AIM OF THE EXERCISE =
Transcribe all records exactly.

DATA FOR THE TASK =
═══
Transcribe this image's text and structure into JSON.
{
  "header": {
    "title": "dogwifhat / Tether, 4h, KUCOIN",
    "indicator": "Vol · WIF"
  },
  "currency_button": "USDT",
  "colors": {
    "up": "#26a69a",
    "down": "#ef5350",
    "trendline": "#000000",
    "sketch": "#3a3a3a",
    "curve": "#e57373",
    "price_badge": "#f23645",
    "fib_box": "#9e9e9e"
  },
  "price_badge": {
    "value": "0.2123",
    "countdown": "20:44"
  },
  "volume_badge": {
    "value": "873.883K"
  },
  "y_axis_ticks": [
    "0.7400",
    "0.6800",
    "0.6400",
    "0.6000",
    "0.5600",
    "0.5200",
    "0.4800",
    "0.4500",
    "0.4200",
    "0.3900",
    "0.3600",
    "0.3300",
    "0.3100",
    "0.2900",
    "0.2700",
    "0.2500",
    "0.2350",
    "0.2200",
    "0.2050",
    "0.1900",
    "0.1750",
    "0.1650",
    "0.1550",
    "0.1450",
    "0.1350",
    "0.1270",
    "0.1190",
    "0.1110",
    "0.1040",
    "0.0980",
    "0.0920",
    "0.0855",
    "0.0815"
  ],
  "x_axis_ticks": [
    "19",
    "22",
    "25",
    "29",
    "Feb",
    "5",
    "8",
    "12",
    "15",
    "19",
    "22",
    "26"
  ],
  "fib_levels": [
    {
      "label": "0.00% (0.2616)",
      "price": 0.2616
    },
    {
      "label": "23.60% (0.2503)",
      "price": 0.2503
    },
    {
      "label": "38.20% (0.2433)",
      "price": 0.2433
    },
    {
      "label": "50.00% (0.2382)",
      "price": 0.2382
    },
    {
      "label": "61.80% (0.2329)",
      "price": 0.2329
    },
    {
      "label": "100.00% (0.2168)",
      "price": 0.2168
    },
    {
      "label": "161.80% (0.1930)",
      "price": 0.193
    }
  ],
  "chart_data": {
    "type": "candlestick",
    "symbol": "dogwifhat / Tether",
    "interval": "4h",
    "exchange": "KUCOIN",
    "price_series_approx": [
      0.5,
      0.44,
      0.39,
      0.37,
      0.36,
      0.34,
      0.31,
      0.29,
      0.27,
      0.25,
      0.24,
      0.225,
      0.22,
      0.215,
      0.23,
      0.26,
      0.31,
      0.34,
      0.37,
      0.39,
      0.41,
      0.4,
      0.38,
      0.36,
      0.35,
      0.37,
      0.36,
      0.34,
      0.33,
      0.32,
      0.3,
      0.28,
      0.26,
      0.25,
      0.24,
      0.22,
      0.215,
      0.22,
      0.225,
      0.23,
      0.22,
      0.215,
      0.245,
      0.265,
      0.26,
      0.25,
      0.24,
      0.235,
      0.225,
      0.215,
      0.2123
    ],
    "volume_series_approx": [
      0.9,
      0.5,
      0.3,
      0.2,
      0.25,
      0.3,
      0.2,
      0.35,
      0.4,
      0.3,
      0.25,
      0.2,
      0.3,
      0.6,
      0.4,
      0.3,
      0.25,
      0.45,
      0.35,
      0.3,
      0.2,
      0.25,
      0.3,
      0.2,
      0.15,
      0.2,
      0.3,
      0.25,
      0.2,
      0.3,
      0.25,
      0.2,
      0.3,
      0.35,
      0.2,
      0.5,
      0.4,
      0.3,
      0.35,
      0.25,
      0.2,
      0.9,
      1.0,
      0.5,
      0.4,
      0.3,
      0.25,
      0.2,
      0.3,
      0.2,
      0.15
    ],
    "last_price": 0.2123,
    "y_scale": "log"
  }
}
═══
WRITTEN RESPONSE =
Transcribe this image's text and structure into JSON.
{
  "header": {
    "title": "dogwifhat / Tether, 4h, KUCOIN",
    "indicator": "Vol · WIF"
  },
  "currency_button": "USDT",
  "colors": {
    "up": "#26a69a",
    "down": "#ef5350",
    "trendline": "#000000",
    "sketch": "#3a3a3a",
    "curve": "#e57373",
    "price_badge": "#f23645",
    "fib_box": "#9e9e9e"
  },
  "price_badge": {
    "value": "0.2123",
    "countdown": "20:44"
  },
  "volume_badge": {
    "value": "873.883K"
  },
  "y_axis_ticks": [
    "0.7400",
    "0.6800",
    "0.6400",
    "0.6000",
    "0.5600",
    "0.5200",
    "0.4800",
    "0.4500",
    "0.4200",
    "0.3900",
    "0.3600",
    "0.3300",
    "0.3100",
    "0.2900",
    "0.2700",
    "0.2500",
    "0.2350",
    "0.2200",
    "0.2050",
    "0.1900",
    "0.1750",
    "0.1650",
    "0.1550",
    "0.1450",
    "0.1350",
    "0.1270",
    "0.1190",
    "0.1110",
    "0.1040",
    "0.0980",
    "0.0920",
    "0.0855",
    "0.0815"
  ],
  "x_axis_ticks": [
    "19",
    "22",
    "25",
    "29",
    "Feb",
    "5",
    "8",
    "12",
    "15",
    "19",
    "22",
    "26"
  ],
  "fib_levels": [
    {
      "label": "0.00% (0.2616)",
      "price": 0.2616
    },
    {
      "label": "23.60% (0.2503)",
      "price": 0.2503
    },
    {
      "label": "38.20% (0.2433)",
      "price": 0.2433
    },
    {
      "label": "50.00% (0.2382)",
      "price": 0.2382
    },
    {
      "label": "61.80% (0.2329)",
      "price": 0.2329
    },
    {
      "label": "100.00% (0.2168)",
      "price": 0.2168
    },
    {
      "label": "161.80% (0.1930)",
      "price": 0.193
    }
  ],
  "chart_data": {
    "type": "candlestick",
    "symbol": "dogwifhat / Tether",
    "interval": "4h",
    "exchange": "KUCOIN",
    "price_series_approx": [
      0.5,
      0.44,
      0.39,
      0.37,
      0.36,
      0.34,
      0.31,
      0.29,
      0.27,
      0.25,
      0.24,
      0.225,
      0.22,
      0.215,
      0.23,
      0.26,
      0.31,
      0.34,
      0.37,
      0.39,
      0.41,
      0.4,
      0.38,
      0.36,
      0.35,
      0.37,
      0.36,
      0.34,
      0.33,
      0.32,
      0.3,
      0.28,
      0.26,
      0.25,
      0.24,
      0.22,
      0.215,
      0.22,
      0.225,
      0.23,
      0.22,
      0.215,
      0.245,
      0.265,
      0.26,
      0.25,
      0.24,
      0.235,
      0.225,
      0.215,
      0.2123
    ],
    "volume_series_approx": [
      0.9,
      0.5,
      0.3,
      0.2,
      0.25,
      0.3,
      0.2,
      0.35,
      0.4,
      0.3,
      0.25,
      0.2,
      0.3,
      0.6,
      0.4,
      0.3,
      0.25,
      0.45,
      0.35,
      0.3,
      0.2,
      0.25,
      0.3,
      0.2,
      0.15,
      0.2,
      0.3,
      0.25,
      0.2,
      0.3,
      0.25,
      0.2,
      0.3,
      0.35,
      0.2,
      0.5,
      0.4,
      0.3,
      0.35,
      0.25,
      0.2,
      0.9,
      1.0,
      0.5,
      0.4,
      0.3,
      0.25,
      0.2,
      0.3,
      0.2,
      0.15
    ],
    "last_price": 0.2123,
    "y_scale": "log"
  }
}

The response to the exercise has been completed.